[Excerpted data]:
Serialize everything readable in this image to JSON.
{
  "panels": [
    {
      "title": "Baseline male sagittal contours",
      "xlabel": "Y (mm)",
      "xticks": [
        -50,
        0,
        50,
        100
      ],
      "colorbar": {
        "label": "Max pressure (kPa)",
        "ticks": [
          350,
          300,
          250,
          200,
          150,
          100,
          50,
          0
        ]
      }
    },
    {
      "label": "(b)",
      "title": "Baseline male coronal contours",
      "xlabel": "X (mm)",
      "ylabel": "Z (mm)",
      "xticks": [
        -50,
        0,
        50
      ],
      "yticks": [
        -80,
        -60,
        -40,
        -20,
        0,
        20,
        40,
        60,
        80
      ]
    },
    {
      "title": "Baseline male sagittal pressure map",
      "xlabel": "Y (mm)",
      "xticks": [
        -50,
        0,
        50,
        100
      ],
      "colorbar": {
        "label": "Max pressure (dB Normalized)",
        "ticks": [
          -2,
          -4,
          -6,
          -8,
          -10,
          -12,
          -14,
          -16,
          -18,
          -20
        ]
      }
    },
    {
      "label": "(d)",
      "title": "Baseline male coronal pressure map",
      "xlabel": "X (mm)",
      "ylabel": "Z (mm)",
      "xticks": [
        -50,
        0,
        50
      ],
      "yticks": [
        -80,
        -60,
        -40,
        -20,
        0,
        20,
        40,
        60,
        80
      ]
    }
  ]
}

[Problem]:
Copy out the full material exactly as it appears.

[Answer for this exercise]:
Serialize everything readable in this image to JSON.
{
  "panels": [
    {
      "title": "Baseline male sagittal contours",
      "xlabel": "Y (mm)",
      "xticks": [
        -50,
        0,
        50,
        100
      ],
      "colorbar": {
        "label": "Max pressure (kPa)",
        "ticks": [
          350,
          300,
          250,
          200,
          150,
          100,
          50,
          0
        ]
      }
    },
    {
      "label": "(b)",
      "title": "Baseline male coronal contours",
      "xlabel": "X (mm)",
      "ylabel": "Z (mm)",
      "xticks": [
        -50,
        0,
        50
      ],
      "yticks": [
        -80,
        -60,
        -40,
        -20,
        0,
        20,
        40,
        60,
        80
      ]
    },
    {
      "title": "Baseline male sagittal pressure map",
      "xlabel": "Y (mm)",
      "xticks": [
        -50,
        0,
        50,
        100
      ],
      "colorbar": {
        "label": "Max pressure (dB Normalized)",
        "ticks": [
          -2,
          -4,
          -6,
          -8,
          -10,
          -12,
          -14,
          -16,
          -18,
          -20
        ]
      }
    },
    {
      "label": "(d)",
      "title": "Baseline male coronal pressure map",
      "xlabel": "X (mm)",
      "ylabel": "Z (mm)",
      "xticks": [
        -50,
        0,
        50
      ],
      "yticks": [
        -80,
        -60,
        -40,
        -20,
        0,
        20,
        40,
        60,
        80
      ]
    }
  ]
}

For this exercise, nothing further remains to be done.